— Start of Task inputs —

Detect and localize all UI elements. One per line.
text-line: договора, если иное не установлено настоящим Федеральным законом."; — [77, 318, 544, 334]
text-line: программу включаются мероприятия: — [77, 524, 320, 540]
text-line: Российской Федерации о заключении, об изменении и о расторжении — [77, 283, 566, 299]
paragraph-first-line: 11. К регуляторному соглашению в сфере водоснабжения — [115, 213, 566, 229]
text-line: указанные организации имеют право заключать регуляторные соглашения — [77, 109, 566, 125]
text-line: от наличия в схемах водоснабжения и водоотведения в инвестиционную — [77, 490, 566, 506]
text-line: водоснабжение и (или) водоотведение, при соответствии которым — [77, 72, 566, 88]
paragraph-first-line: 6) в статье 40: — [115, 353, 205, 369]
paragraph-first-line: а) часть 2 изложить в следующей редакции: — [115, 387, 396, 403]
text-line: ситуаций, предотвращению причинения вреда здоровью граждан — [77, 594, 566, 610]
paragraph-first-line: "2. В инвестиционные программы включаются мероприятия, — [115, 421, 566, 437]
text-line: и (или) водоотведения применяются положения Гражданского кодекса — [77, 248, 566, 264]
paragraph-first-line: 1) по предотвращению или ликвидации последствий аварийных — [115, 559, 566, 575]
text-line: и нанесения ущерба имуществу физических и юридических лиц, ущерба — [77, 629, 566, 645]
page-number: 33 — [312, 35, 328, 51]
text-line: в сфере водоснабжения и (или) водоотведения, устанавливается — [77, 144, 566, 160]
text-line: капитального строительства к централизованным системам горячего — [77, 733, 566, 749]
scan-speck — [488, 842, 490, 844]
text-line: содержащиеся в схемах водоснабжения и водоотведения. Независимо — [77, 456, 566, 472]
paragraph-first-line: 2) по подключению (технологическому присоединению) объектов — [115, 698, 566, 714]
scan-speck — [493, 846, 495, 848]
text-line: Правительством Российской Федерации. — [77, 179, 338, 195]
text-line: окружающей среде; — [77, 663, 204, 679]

— End of Task inputs —

— Your instructions —
Can you convert the lines above, from the very first one through the line containing "paragraph-first-line: 11. К" (both included), into a JSON list of strings with one string per line and any blank lines dropped?

— Written solution —
[
  "Detect and localize all UI elements. One per line.",
  "text-line: договора, если иное не установлено настоящим Федеральным законом.\"; — [77, 318, 544, 334]",
  "text-line: программу включаются мероприятия: — [77, 524, 320, 540]",
  "text-line: Российской Федерации о заключении, об изменении и о расторжении — [77, 283, 566, 299]",
  "paragraph-first-line: 11. К регуляторному соглашению в сфере водоснабжения — [115, 213, 566, 229]"
]